**Dataset content:**
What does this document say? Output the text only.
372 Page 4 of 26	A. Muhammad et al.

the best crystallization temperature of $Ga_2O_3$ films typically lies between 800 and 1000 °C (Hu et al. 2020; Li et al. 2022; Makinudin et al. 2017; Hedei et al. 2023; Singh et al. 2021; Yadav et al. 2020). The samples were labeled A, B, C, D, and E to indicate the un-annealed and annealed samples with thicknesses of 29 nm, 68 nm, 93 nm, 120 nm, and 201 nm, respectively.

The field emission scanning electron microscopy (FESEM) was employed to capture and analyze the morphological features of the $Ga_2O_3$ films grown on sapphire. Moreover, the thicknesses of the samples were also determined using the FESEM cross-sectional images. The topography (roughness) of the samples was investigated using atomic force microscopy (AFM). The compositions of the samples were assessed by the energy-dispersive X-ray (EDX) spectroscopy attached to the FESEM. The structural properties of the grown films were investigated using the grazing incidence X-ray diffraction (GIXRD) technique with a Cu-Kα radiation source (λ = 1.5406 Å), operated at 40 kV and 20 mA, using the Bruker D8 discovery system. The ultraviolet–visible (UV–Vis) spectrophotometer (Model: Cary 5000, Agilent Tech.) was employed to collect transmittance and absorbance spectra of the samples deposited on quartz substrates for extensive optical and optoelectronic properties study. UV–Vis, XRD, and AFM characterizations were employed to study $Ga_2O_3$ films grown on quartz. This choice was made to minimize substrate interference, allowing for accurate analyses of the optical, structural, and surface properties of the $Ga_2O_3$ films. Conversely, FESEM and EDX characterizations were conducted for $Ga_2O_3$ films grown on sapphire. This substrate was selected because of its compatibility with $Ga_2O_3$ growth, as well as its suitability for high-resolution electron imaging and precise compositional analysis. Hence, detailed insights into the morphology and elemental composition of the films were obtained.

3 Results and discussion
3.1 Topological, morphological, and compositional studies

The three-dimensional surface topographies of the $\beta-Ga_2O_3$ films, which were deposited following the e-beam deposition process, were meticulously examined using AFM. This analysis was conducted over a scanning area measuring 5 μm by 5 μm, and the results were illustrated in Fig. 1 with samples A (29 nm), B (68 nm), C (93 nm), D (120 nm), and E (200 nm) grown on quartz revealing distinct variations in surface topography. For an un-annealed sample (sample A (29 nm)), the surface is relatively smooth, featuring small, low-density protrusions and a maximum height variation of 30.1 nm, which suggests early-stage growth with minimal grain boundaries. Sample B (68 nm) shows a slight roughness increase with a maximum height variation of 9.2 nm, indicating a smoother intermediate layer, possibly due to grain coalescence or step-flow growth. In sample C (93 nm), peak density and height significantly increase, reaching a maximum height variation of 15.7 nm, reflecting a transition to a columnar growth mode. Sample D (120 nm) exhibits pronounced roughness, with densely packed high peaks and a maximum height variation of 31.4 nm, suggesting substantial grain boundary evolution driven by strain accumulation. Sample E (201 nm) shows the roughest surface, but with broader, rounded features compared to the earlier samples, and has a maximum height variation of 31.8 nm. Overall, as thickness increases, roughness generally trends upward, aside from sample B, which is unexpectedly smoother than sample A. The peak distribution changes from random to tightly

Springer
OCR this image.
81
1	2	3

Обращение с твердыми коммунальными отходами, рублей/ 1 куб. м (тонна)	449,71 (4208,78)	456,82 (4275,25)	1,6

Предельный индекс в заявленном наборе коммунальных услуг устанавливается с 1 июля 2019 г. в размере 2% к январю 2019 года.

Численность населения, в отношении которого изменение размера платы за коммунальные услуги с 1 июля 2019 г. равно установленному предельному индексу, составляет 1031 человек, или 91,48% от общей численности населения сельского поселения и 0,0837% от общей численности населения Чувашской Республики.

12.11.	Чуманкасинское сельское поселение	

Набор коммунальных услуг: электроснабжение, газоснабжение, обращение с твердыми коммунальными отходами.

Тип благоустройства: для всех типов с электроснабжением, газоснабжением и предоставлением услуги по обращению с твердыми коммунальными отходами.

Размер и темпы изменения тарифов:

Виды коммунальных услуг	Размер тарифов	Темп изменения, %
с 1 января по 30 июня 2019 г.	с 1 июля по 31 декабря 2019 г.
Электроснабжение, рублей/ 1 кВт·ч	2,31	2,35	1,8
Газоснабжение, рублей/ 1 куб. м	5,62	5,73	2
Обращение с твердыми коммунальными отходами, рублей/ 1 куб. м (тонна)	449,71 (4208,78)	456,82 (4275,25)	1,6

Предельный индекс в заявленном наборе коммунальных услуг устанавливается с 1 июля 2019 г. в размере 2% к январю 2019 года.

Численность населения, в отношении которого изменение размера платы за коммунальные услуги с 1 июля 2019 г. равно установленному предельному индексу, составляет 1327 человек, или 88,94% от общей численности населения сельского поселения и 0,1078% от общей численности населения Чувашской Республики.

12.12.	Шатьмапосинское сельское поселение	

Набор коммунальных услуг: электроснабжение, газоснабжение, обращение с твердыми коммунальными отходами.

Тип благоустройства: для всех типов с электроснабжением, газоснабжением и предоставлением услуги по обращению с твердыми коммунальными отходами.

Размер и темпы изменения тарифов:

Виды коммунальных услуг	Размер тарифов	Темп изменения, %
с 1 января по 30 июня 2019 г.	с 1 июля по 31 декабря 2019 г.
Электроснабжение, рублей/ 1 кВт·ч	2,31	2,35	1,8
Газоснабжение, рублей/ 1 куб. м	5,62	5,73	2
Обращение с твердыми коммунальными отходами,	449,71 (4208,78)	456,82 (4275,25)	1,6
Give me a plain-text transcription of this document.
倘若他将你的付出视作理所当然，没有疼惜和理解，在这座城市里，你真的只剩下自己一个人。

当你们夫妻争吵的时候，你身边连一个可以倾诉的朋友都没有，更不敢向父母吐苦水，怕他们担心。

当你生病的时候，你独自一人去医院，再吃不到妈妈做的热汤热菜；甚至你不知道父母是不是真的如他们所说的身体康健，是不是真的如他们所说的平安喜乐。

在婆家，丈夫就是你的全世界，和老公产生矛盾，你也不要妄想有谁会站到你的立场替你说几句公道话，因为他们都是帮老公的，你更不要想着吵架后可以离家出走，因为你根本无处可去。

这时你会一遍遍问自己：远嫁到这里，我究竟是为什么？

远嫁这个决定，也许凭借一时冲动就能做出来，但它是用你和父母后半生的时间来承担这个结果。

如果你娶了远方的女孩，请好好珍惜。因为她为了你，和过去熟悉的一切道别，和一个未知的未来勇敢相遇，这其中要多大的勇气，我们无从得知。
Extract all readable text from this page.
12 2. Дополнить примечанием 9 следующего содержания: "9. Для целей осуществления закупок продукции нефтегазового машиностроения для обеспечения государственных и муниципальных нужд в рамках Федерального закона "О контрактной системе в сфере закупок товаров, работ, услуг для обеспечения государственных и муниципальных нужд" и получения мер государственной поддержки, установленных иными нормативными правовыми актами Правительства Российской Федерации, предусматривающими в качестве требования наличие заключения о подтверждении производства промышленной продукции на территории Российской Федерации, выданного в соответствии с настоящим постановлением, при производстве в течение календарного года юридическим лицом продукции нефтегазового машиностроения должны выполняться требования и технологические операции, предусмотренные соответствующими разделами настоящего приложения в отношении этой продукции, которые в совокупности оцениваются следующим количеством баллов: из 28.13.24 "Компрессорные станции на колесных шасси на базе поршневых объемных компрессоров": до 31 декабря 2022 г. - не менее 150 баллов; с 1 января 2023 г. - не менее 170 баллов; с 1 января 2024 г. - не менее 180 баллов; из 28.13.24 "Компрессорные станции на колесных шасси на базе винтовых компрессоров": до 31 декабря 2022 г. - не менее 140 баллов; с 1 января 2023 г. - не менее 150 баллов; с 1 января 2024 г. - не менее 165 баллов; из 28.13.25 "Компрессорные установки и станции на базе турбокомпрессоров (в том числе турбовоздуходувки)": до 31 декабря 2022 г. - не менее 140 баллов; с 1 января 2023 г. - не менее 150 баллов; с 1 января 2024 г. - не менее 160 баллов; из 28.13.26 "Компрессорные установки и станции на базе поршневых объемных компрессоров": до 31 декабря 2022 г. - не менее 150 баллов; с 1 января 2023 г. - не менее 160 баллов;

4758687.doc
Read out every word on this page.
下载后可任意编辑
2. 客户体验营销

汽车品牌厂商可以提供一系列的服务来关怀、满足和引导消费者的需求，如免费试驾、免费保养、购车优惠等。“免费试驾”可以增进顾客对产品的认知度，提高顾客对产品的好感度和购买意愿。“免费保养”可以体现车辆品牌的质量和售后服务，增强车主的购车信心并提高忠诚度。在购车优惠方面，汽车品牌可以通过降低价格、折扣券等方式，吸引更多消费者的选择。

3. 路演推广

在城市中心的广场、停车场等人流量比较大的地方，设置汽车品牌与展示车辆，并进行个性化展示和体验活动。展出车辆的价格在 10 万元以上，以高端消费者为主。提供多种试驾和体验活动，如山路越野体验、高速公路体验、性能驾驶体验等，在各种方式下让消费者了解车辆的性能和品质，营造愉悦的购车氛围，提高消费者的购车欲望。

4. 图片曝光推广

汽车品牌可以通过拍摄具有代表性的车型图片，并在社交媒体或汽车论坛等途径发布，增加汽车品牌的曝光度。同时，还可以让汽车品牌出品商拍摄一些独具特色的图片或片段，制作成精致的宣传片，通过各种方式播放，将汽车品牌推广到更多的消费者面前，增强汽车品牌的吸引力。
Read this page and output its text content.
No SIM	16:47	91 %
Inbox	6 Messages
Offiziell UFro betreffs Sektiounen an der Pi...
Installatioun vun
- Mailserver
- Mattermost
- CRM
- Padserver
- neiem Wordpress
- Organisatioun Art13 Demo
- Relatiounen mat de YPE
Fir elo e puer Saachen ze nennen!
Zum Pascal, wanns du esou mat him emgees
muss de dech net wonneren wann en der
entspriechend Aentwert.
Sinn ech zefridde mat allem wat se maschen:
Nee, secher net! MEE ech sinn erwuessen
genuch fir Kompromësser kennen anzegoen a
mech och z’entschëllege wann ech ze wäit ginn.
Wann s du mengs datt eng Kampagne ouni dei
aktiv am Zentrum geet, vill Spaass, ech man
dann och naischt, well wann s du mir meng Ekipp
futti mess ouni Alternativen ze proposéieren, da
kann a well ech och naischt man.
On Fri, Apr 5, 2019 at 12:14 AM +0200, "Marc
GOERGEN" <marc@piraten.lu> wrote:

**Work instructions:**
In the records above, locate each line with the word "поселение". Copy all such lines.

**Written response:**
12.11.	Чуманкасинское сельское поселение	
12.12.	Шатьмапосинское сельское поселение	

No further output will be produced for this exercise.